◆ STATED PROBLEM
Repeat, without any change, the entries presented below.

>> start

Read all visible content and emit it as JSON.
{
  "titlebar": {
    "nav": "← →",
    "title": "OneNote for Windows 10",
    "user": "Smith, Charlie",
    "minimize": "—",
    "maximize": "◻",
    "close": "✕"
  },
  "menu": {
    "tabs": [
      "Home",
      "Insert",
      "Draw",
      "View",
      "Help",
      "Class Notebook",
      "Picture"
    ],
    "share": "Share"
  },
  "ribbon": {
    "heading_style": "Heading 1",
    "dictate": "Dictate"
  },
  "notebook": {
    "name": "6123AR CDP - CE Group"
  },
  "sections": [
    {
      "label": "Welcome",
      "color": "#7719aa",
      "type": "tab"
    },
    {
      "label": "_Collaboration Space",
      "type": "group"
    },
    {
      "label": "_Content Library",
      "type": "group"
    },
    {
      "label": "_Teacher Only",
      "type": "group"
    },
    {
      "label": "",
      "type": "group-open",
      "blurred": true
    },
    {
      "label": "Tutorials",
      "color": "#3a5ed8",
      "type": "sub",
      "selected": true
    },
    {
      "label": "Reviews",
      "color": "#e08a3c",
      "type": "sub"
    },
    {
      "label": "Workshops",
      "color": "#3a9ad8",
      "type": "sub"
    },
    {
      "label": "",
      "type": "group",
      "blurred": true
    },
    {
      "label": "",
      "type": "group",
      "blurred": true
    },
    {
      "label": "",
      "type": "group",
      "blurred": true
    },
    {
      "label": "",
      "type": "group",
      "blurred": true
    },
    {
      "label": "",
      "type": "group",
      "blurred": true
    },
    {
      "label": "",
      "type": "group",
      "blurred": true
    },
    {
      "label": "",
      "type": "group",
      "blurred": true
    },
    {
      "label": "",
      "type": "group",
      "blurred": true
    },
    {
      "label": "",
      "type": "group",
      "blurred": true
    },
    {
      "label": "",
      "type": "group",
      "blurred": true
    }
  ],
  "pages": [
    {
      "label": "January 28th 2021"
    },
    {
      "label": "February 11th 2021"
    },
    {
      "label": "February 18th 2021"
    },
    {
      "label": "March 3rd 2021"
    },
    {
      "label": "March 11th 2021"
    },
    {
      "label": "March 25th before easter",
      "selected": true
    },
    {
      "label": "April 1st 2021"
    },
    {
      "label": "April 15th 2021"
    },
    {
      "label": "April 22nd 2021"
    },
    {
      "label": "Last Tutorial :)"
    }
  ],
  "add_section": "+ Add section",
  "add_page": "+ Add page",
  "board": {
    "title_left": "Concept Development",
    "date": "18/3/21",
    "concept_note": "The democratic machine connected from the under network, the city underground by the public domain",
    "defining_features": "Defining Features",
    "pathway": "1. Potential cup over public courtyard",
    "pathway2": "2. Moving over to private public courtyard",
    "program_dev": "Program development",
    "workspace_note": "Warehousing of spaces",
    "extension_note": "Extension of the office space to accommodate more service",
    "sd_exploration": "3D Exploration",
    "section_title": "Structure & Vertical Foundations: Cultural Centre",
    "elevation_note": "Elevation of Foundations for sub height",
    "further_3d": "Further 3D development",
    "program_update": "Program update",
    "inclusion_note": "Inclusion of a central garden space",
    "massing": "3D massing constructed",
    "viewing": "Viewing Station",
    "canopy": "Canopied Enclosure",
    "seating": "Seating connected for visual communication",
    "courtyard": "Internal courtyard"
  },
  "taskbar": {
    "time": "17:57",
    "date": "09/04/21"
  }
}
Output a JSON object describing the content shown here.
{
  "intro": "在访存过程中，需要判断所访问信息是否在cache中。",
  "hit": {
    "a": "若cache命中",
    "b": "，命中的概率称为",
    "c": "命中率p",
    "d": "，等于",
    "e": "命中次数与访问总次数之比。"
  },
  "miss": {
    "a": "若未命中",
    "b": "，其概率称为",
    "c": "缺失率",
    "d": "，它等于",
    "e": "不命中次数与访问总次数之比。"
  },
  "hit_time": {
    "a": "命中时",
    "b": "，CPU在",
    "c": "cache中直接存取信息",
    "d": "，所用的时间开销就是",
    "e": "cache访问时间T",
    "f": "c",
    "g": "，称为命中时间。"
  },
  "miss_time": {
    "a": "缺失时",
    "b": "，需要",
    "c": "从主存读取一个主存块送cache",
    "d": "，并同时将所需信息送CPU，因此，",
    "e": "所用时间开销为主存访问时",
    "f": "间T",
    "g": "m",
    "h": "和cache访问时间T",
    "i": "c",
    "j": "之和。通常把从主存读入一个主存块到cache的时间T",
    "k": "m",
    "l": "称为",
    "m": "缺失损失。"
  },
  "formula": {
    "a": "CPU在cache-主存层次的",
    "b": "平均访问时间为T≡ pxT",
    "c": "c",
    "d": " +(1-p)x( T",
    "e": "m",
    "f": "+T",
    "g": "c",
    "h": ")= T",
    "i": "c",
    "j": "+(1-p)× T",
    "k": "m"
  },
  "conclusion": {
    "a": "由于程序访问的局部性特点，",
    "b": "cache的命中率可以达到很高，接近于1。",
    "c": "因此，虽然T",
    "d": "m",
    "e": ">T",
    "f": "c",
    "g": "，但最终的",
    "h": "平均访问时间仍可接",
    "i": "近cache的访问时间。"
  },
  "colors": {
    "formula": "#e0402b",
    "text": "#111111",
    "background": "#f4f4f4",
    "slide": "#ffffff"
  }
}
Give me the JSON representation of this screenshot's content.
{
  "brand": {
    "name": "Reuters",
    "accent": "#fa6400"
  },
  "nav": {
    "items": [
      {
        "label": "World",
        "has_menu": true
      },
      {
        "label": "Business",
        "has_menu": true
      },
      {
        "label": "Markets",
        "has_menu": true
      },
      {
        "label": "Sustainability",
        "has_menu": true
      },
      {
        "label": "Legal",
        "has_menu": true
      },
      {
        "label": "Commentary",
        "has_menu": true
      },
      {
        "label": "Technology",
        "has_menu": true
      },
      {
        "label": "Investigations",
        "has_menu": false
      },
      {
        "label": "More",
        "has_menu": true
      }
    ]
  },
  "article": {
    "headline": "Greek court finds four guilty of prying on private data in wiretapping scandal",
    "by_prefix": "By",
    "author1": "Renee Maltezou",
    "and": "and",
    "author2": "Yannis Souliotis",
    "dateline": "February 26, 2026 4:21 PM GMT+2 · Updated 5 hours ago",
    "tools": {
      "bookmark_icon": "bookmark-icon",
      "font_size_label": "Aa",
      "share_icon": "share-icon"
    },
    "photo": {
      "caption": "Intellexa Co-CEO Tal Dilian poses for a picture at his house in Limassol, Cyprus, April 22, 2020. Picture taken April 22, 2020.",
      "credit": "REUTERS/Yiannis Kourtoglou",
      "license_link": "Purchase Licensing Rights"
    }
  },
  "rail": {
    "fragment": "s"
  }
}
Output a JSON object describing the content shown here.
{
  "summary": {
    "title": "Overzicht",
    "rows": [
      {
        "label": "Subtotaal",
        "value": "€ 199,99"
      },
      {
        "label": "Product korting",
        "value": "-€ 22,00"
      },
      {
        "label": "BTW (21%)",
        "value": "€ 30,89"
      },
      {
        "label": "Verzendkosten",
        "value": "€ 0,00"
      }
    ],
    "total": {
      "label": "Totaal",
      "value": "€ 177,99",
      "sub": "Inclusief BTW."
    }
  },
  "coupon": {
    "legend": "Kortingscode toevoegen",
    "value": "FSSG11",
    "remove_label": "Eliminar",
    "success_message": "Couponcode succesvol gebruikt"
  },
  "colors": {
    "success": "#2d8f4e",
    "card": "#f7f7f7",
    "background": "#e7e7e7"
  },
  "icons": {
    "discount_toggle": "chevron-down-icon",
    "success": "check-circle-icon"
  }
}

>> end

◆ FULL ANSWER
Read all visible content and emit it as JSON.
{
  "titlebar": {
    "nav": "← →",
    "title": "OneNote for Windows 10",
    "user": "Smith, Charlie",
    "minimize": "—",
    "maximize": "◻",
    "close": "✕"
  },
  "menu": {
    "tabs": [
      "Home",
      "Insert",
      "Draw",
      "View",
      "Help",
      "Class Notebook",
      "Picture"
    ],
    "share": "Share"
  },
  "ribbon": {
    "heading_style": "Heading 1",
    "dictate": "Dictate"
  },
  "notebook": {
    "name": "6123AR CDP - CE Group"
  },
  "sections": [
    {
      "label": "Welcome",
      "color": "#7719aa",
      "type": "tab"
    },
    {
      "label": "_Collaboration Space",
      "type": "group"
    },
    {
      "label": "_Content Library",
      "type": "group"
    },
    {
      "label": "_Teacher Only",
      "type": "group"
    },
    {
      "label": "",
      "type": "group-open",
      "blurred": true
    },
    {
      "label": "Tutorials",
      "color": "#3a5ed8",
      "type": "sub",
      "selected": true
    },
    {
      "label": "Reviews",
      "color": "#e08a3c",
      "type": "sub"
    },
    {
      "label": "Workshops",
      "color": "#3a9ad8",
      "type": "sub"
    },
    {
      "label": "",
      "type": "group",
      "blurred": true
    },
    {
      "label": "",
      "type": "group",
      "blurred": true
    },
    {
      "label": "",
      "type": "group",
      "blurred": true
    },
    {
      "label": "",
      "type": "group",
      "blurred": true
    },
    {
      "label": "",
      "type": "group",
      "blurred": true
    },
    {
      "label": "",
      "type": "group",
      "blurred": true
    },
    {
      "label": "",
      "type": "group",
      "blurred": true
    },
    {
      "label": "",
      "type": "group",
      "blurred": true
    },
    {
      "label": "",
      "type": "group",
      "blurred": true
    },
    {
      "label": "",
      "type": "group",
      "blurred": true
    }
  ],
  "pages": [
    {
      "label": "January 28th 2021"
    },
    {
      "label": "February 11th 2021"
    },
    {
      "label": "February 18th 2021"
    },
    {
      "label": "March 3rd 2021"
    },
    {
      "label": "March 11th 2021"
    },
    {
      "label": "March 25th before easter",
      "selected": true
    },
    {
      "label": "April 1st 2021"
    },
    {
      "label": "April 15th 2021"
    },
    {
      "label": "April 22nd 2021"
    },
    {
      "label": "Last Tutorial :)"
    }
  ],
  "add_section": "+ Add section",
  "add_page": "+ Add page",
  "board": {
    "title_left": "Concept Development",
    "date": "18/3/21",
    "concept_note": "The democratic machine connected from the under network, the city underground by the public domain",
    "defining_features": "Defining Features",
    "pathway": "1. Potential cup over public courtyard",
    "pathway2": "2. Moving over to private public courtyard",
    "program_dev": "Program development",
    "workspace_note": "Warehousing of spaces",
    "extension_note": "Extension of the office space to accommodate more service",
    "sd_exploration": "3D Exploration",
    "section_title": "Structure & Vertical Foundations: Cultural Centre",
    "elevation_note": "Elevation of Foundations for sub height",
    "further_3d": "Further 3D development",
    "program_update": "Program update",
    "inclusion_note": "Inclusion of a central garden space",
    "massing": "3D massing constructed",
    "viewing": "Viewing Station",
    "canopy": "Canopied Enclosure",
    "seating": "Seating connected for visual communication",
    "courtyard": "Internal courtyard"
  },
  "taskbar": {
    "time": "17:57",
    "date": "09/04/21"
  }
}
Output a JSON object describing the content shown here.
{
  "intro": "在访存过程中，需要判断所访问信息是否在cache中。",
  "hit": {
    "a": "若cache命中",
    "b": "，命中的概率称为",
    "c": "命中率p",
    "d": "，等于",
    "e": "命中次数与访问总次数之比。"
  },
  "miss": {
    "a": "若未命中",
    "b": "，其概率称为",
    "c": "缺失率",
    "d": "，它等于",
    "e": "不命中次数与访问总次数之比。"
  },
  "hit_time": {
    "a": "命中时",
    "b": "，CPU在",
    "c": "cache中直接存取信息",
    "d": "，所用的时间开销就是",
    "e": "cache访问时间T",
    "f": "c",
    "g": "，称为命中时间。"
  },
  "miss_time": {
    "a": "缺失时",
    "b": "，需要",
    "c": "从主存读取一个主存块送cache",
    "d": "，并同时将所需信息送CPU，因此，",
    "e": "所用时间开销为主存访问时",
    "f": "间T",
    "g": "m",
    "h": "和cache访问时间T",
    "i": "c",
    "j": "之和。通常把从主存读入一个主存块到cache的时间T",
    "k": "m",
    "l": "称为",
    "m": "缺失损失。"
  },
  "formula": {
    "a": "CPU在cache-主存层次的",
    "b": "平均访问时间为T≡ pxT",
    "c": "c",
    "d": " +(1-p)x( T",
    "e": "m",
    "f": "+T",
    "g": "c",
    "h": ")= T",
    "i": "c",
    "j": "+(1-p)× T",
    "k": "m"
  },
  "conclusion": {
    "a": "由于程序访问的局部性特点，",
    "b": "cache的命中率可以达到很高，接近于1。",
    "c": "因此，虽然T",
    "d": "m",
    "e": ">T",
    "f": "c",
    "g": "，但最终的",
    "h": "平均访问时间仍可接",
    "i": "近cache的访问时间。"
  },
  "colors": {
    "formula": "#e0402b",
    "text": "#111111",
    "background": "#f4f4f4",
    "slide": "#ffffff"
  }
}
Give me the JSON representation of this screenshot's content.
{
  "brand": {
    "name": "Reuters",
    "accent": "#fa6400"
  },
  "nav": {
    "items": [
      {
        "label": "World",
        "has_menu": true
      },
      {
        "label": "Business",
        "has_menu": true
      },
      {
        "label": "Markets",
        "has_menu": true
      },
      {
        "label": "Sustainability",
        "has_menu": true
      },
      {
        "label": "Legal",
        "has_menu": true
      },
      {
        "label": "Commentary",
        "has_menu": true
      },
      {
        "label": "Technology",
        "has_menu": true
      },
      {
        "label": "Investigations",
        "has_menu": false
      },
      {
        "label": "More",
        "has_menu": true
      }
    ]
  },
  "article": {
    "headline": "Greek court finds four guilty of prying on private data in wiretapping scandal",
    "by_prefix": "By",
    "author1": "Renee Maltezou",
    "and": "and",
    "author2": "Yannis Souliotis",
    "dateline": "February 26, 2026 4:21 PM GMT+2 · Updated 5 hours ago",
    "tools": {
      "bookmark_icon": "bookmark-icon",
      "font_size_label": "Aa",
      "share_icon": "share-icon"
    },
    "photo": {
      "caption": "Intellexa Co-CEO Tal Dilian poses for a picture at his house in Limassol, Cyprus, April 22, 2020. Picture taken April 22, 2020.",
      "credit": "REUTERS/Yiannis Kourtoglou",
      "license_link": "Purchase Licensing Rights"
    }
  },
  "rail": {
    "fragment": "s"
  }
}
Output a JSON object describing the content shown here.
{
  "summary": {
    "title": "Overzicht",
    "rows": [
      {
        "label": "Subtotaal",
        "value": "€ 199,99"
      },
      {
        "label": "Product korting",
        "value": "-€ 22,00"
      },
      {
        "label": "BTW (21%)",
        "value": "€ 30,89"
      },
      {
        "label": "Verzendkosten",
        "value": "€ 0,00"
      }
    ],
    "total": {
      "label": "Totaal",
      "value": "€ 177,99",
      "sub": "Inclusief BTW."
    }
  },
  "coupon": {
    "legend": "Kortingscode toevoegen",
    "value": "FSSG11",
    "remove_label": "Eliminar",
    "success_message": "Couponcode succesvol gebruikt"
  },
  "colors": {
    "success": "#2d8f4e",
    "card": "#f7f7f7",
    "background": "#e7e7e7"
  },
  "icons": {
    "discount_toggle": "chevron-down-icon",
    "success": "check-circle-icon"
  }
}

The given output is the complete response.